→ Task goal: Please retype the records below exactly, leaving out any pictures.

→ Data records:
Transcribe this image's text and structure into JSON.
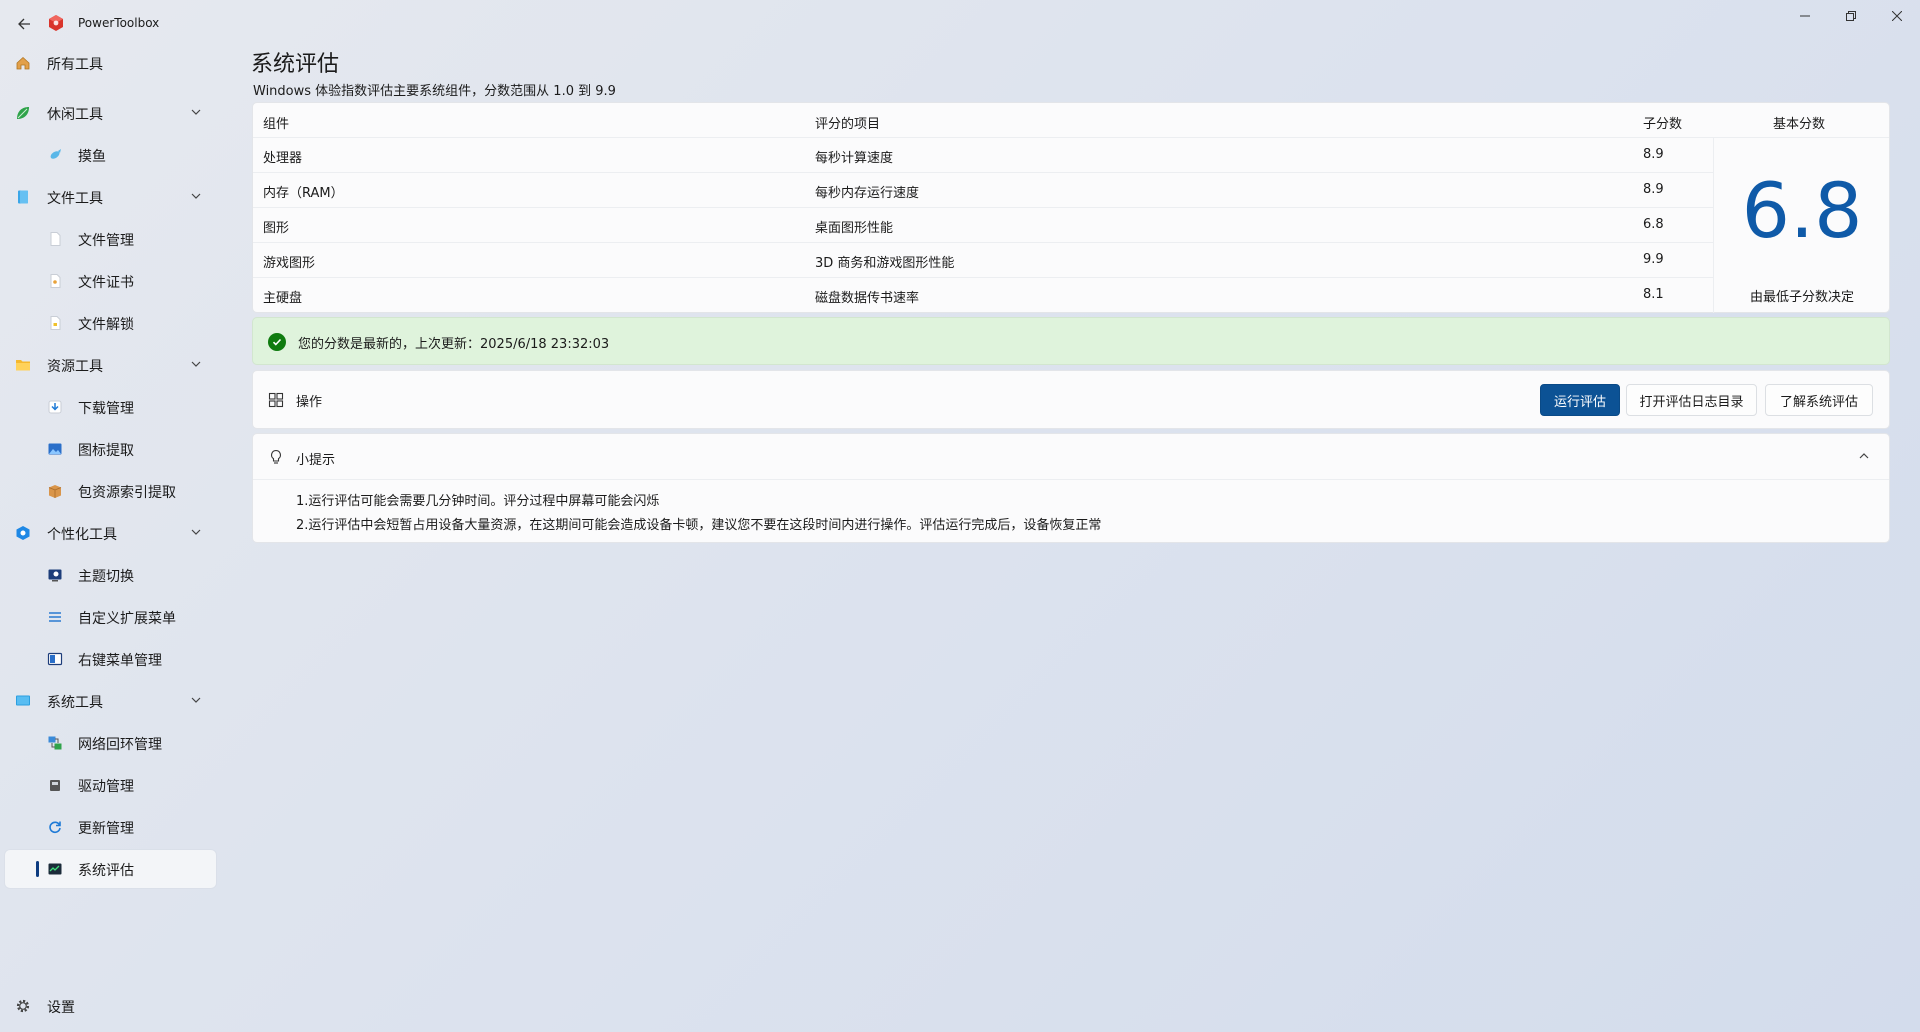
{
  "app": {
    "title": "PowerToolbox"
  },
  "sidebar": {
    "items": [
      {
        "label": "所有工具",
        "icon": "home-icon"
      },
      {
        "label": "休闲工具",
        "icon": "leaf-icon",
        "expandable": true
      },
      {
        "label": "摸鱼",
        "icon": "fish-icon"
      },
      {
        "label": "文件工具",
        "icon": "file-tools-icon",
        "expandable": true
      },
      {
        "label": "文件管理",
        "icon": "document-icon"
      },
      {
        "label": "文件证书",
        "icon": "certificate-icon"
      },
      {
        "label": "文件解锁",
        "icon": "unlock-file-icon"
      },
      {
        "label": "资源工具",
        "icon": "folder-icon",
        "expandable": true
      },
      {
        "label": "下载管理",
        "icon": "download-icon"
      },
      {
        "label": "图标提取",
        "icon": "image-icon"
      },
      {
        "label": "包资源索引提取",
        "icon": "package-icon"
      },
      {
        "label": "个性化工具",
        "icon": "personalize-icon",
        "expandable": true
      },
      {
        "label": "主题切换",
        "icon": "theme-icon"
      },
      {
        "label": "自定义扩展菜单",
        "icon": "menu-list-icon"
      },
      {
        "label": "右键菜单管理",
        "icon": "context-menu-icon"
      },
      {
        "label": "系统工具",
        "icon": "monitor-icon",
        "expandable": true
      },
      {
        "label": "网络回环管理",
        "icon": "network-icon"
      },
      {
        "label": "驱动管理",
        "icon": "driver-icon"
      },
      {
        "label": "更新管理",
        "icon": "update-icon"
      },
      {
        "label": "系统评估",
        "icon": "assessment-icon",
        "selected": true
      }
    ],
    "settings_label": "设置"
  },
  "main": {
    "title": "系统评估",
    "subtitle": "Windows 体验指数评估主要系统组件，分数范围从 1.0 到 9.9",
    "table": {
      "headers": {
        "component": "组件",
        "item": "评分的项目",
        "subscore": "子分数",
        "basescore": "基本分数"
      },
      "rows": [
        {
          "component": "处理器",
          "item": "每秒计算速度",
          "subscore": "8.9"
        },
        {
          "component": "内存（RAM）",
          "item": "每秒内存运行速度",
          "subscore": "8.9"
        },
        {
          "component": "图形",
          "item": "桌面图形性能",
          "subscore": "6.8"
        },
        {
          "component": "游戏图形",
          "item": "3D 商务和游戏图形性能",
          "subscore": "9.9"
        },
        {
          "component": "主硬盘",
          "item": "磁盘数据传书速率",
          "subscore": "8.1"
        }
      ],
      "base_score": "6.8",
      "base_note": "由最低子分数决定"
    },
    "status": {
      "text": "您的分数是最新的，上次更新：2025/6/18 23:32:03",
      "color": "#0f7b0f"
    },
    "operations": {
      "label": "操作",
      "run_button": "运行评估",
      "open_log_button": "打开评估日志目录",
      "learn_button": "了解系统评估"
    },
    "tips": {
      "title": "小提示",
      "lines": [
        "1.运行评估可能会需要几分钟时间。评分过程中屏幕可能会闪烁",
        "2.运行评估中会短暂占用设备大量资源，在这期间可能会造成设备卡顿，建议您不要在这段时间内进行操作。评估运行完成后，设备恢复正常"
      ]
    }
  },
  "colors": {
    "accent": "#0c5295",
    "score": "#0f5aa8",
    "success_bg": "#dff3dc"
  }
}
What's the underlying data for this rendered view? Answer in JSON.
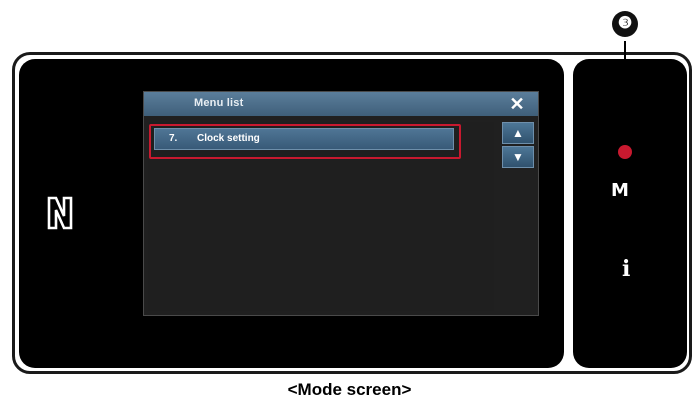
{
  "dialog": {
    "title": "Menu list",
    "close_label": "✕",
    "items": [
      {
        "number": "7.",
        "label": "Clock setting"
      }
    ],
    "scroll_up": "▲",
    "scroll_down": "▼"
  },
  "side_keys": {
    "mode_label": "M",
    "info_label": "i"
  },
  "callout": {
    "badge": "❸"
  },
  "caption": "<Mode screen>",
  "colors": {
    "highlight": "#c8192f",
    "title_bar": "#4f7595"
  }
}
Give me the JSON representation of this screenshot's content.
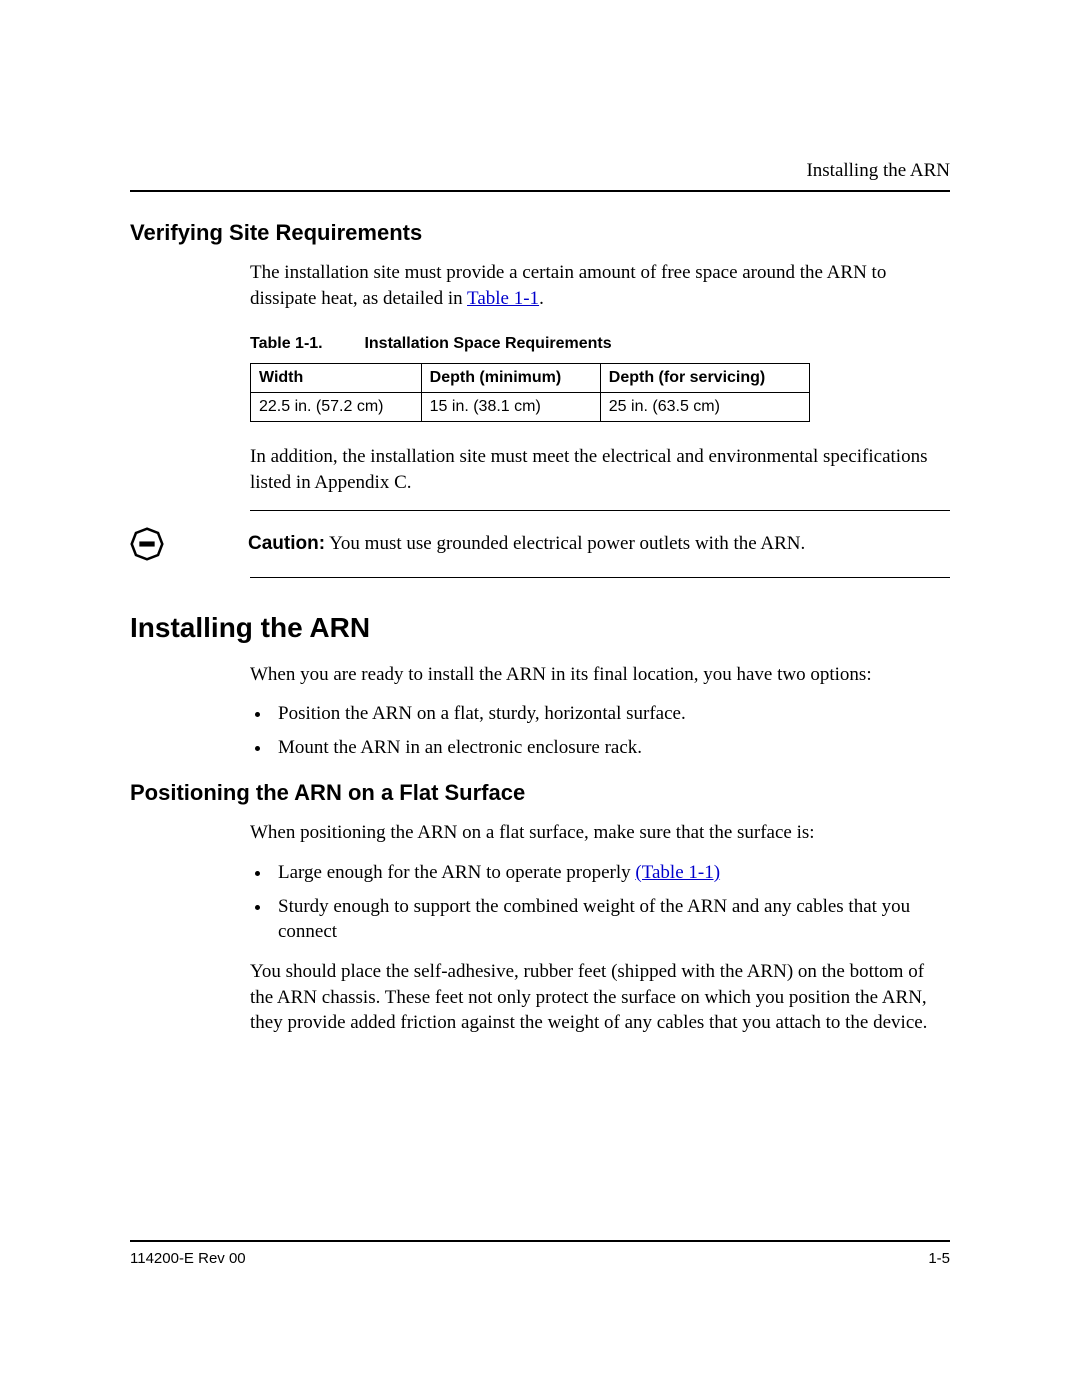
{
  "header": {
    "running_title": "Installing the ARN"
  },
  "section1": {
    "heading": "Verifying Site Requirements",
    "para1_a": "The installation site must provide a certain amount of free space around the ARN to dissipate heat, as detailed in ",
    "para1_link": "Table 1-1",
    "para1_b": ".",
    "table_label": "Table 1-1.",
    "table_title": "Installation Space Requirements",
    "table": {
      "headers": [
        "Width",
        "Depth (minimum)",
        "Depth (for servicing)"
      ],
      "row": [
        "22.5 in. (57.2 cm)",
        "15 in. (38.1 cm)",
        "25 in. (63.5 cm)"
      ]
    },
    "para2": "In addition, the installation site must meet the electrical and environmental specifications listed in Appendix C."
  },
  "caution": {
    "label": "Caution:",
    "text": " You must use grounded electrical power outlets with the ARN."
  },
  "section2": {
    "heading": "Installing the ARN",
    "intro": "When you are ready to install the ARN in its final location, you have two options:",
    "bullets": [
      "Position the ARN on a flat, sturdy, horizontal surface.",
      "Mount the ARN in an electronic enclosure rack."
    ]
  },
  "section3": {
    "heading": "Positioning the ARN on a Flat Surface",
    "intro": "When positioning the ARN on a flat surface, make sure that the surface is:",
    "bullet1_a": "Large enough for the ARN to operate properly ",
    "bullet1_link": "(Table 1-1)",
    "bullet2": "Sturdy enough to support the combined weight of the ARN and any cables that you connect",
    "para": "You should place the self-adhesive, rubber feet (shipped with the ARN) on the bottom of the ARN chassis. These feet not only protect the surface on which you position the ARN, they provide added friction against the weight of any cables that you attach to the device."
  },
  "footer": {
    "left": "114200-E Rev 00",
    "right": "1-5"
  }
}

→ Result:
Transcribe this image's text and structure into JSON.
{
  "app": {
    "title": "PowerToolbox"
  },
  "sidebar": {
    "items": [
      {
        "label": "所有工具",
        "icon": "home-icon"
      },
      {
        "label": "休闲工具",
        "icon": "leaf-icon",
        "expandable": true
      },
      {
        "label": "摸鱼",
        "icon": "fish-icon"
      },
      {
        "label": "文件工具",
        "icon": "file-tools-icon",
        "expandable": true
      },
      {
        "label": "文件管理",
        "icon": "document-icon"
      },
      {
        "label": "文件证书",
        "icon": "certificate-icon"
      },
      {
        "label": "文件解锁",
        "icon": "unlock-file-icon"
      },
      {
        "label": "资源工具",
        "icon": "folder-icon",
        "expandable": true
      },
      {
        "label": "下载管理",
        "icon": "download-icon"
      },
      {
        "label": "图标提取",
        "icon": "image-icon"
      },
      {
        "label": "包资源索引提取",
        "icon": "package-icon"
      },
      {
        "label": "个性化工具",
        "icon": "personalize-icon",
        "expandable": true
      },
      {
        "label": "主题切换",
        "icon": "theme-icon"
      },
      {
        "label": "自定义扩展菜单",
        "icon": "menu-list-icon"
      },
      {
        "label": "右键菜单管理",
        "icon": "context-menu-icon"
      },
      {
        "label": "系统工具",
        "icon": "monitor-icon",
        "expandable": true
      },
      {
        "label": "网络回环管理",
        "icon": "network-icon"
      },
      {
        "label": "驱动管理",
        "icon": "driver-icon"
      },
      {
        "label": "更新管理",
        "icon": "update-icon"
      },
      {
        "label": "系统评估",
        "icon": "assessment-icon",
        "selected": true
      }
    ],
    "settings_label": "设置"
  },
  "main": {
    "title": "系统评估",
    "subtitle": "Windows 体验指数评估主要系统组件，分数范围从 1.0 到 9.9",
    "table": {
      "headers": {
        "component": "组件",
        "item": "评分的项目",
        "subscore": "子分数",
        "basescore": "基本分数"
      },
      "rows": [
        {
          "component": "处理器",
          "item": "每秒计算速度",
          "subscore": "8.9"
        },
        {
          "component": "内存（RAM）",
          "item": "每秒内存运行速度",
          "subscore": "8.9"
        },
        {
          "component": "图形",
          "item": "桌面图形性能",
          "subscore": "6.8"
        },
        {
          "component": "游戏图形",
          "item": "3D 商务和游戏图形性能",
          "subscore": "9.9"
        },
        {
          "component": "主硬盘",
          "item": "磁盘数据传书速率",
          "subscore": "8.1"
        }
      ],
      "base_score": "6.8",
      "base_note": "由最低子分数决定"
    },
    "status": {
      "text": "您的分数是最新的，上次更新：2025/6/18 23:32:03",
      "color": "#0f7b0f"
    },
    "operations": {
      "label": "操作",
      "run_button": "运行评估",
      "open_log_button": "打开评估日志目录",
      "learn_button": "了解系统评估"
    },
    "tips": {
      "title": "小提示",
      "lines": [
        "1.运行评估可能会需要几分钟时间。评分过程中屏幕可能会闪烁",
        "2.运行评估中会短暂占用设备大量资源，在这期间可能会造成设备卡顿，建议您不要在这段时间内进行操作。评估运行完成后，设备恢复正常"
      ]
    }
  },
  "colors": {
    "accent": "#0c5295",
    "score": "#0f5aa8",
    "success_bg": "#dff3dc"
  }
}
What's the underlying data for this rendered view? Answer in JSON.
{
  "dialog": {
    "title": "Menu list",
    "close_label": "✕",
    "items": [
      {
        "number": "7.",
        "label": "Clock setting"
      }
    ],
    "scroll_up": "▲",
    "scroll_down": "▼"
  },
  "side_keys": {
    "mode_label": "M",
    "info_label": "i"
  },
  "callout": {
    "badge": "❸"
  },
  "caption": "<Mode screen>",
  "colors": {
    "highlight": "#c8192f",
    "title_bar": "#4f7595"
  }
}
Give me the JSON representation of this screenshot's content.
{
  "header": {
    "running_title": "Installing the ARN"
  },
  "section1": {
    "heading": "Verifying Site Requirements",
    "para1_a": "The installation site must provide a certain amount of free space around the ARN to dissipate heat, as detailed in ",
    "para1_link": "Table 1-1",
    "para1_b": ".",
    "table_label": "Table 1-1.",
    "table_title": "Installation Space Requirements",
    "table": {
      "headers": [
        "Width",
        "Depth (minimum)",
        "Depth (for servicing)"
      ],
      "row": [
        "22.5 in. (57.2 cm)",
        "15 in. (38.1 cm)",
        "25 in. (63.5 cm)"
      ]
    },
    "para2": "In addition, the installation site must meet the electrical and environmental specifications listed in Appendix C."
  },
  "caution": {
    "label": "Caution:",
    "text": " You must use grounded electrical power outlets with the ARN."
  },
  "section2": {
    "heading": "Installing the ARN",
    "intro": "When you are ready to install the ARN in its final location, you have two options:",
    "bullets": [
      "Position the ARN on a flat, sturdy, horizontal surface.",
      "Mount the ARN in an electronic enclosure rack."
    ]
  },
  "section3": {
    "heading": "Positioning the ARN on a Flat Surface",
    "intro": "When positioning the ARN on a flat surface, make sure that the surface is:",
    "bullet1_a": "Large enough for the ARN to operate properly ",
    "bullet1_link": "(Table 1-1)",
    "bullet2": "Sturdy enough to support the combined weight of the ARN and any cables that you connect",
    "para": "You should place the self-adhesive, rubber feet (shipped with the ARN) on the bottom of the ARN chassis. These feet not only protect the surface on which you position the ARN, they provide added friction against the weight of any cables that you attach to the device."
  },
  "footer": {
    "left": "114200-E Rev 00",
    "right": "1-5"
  }
}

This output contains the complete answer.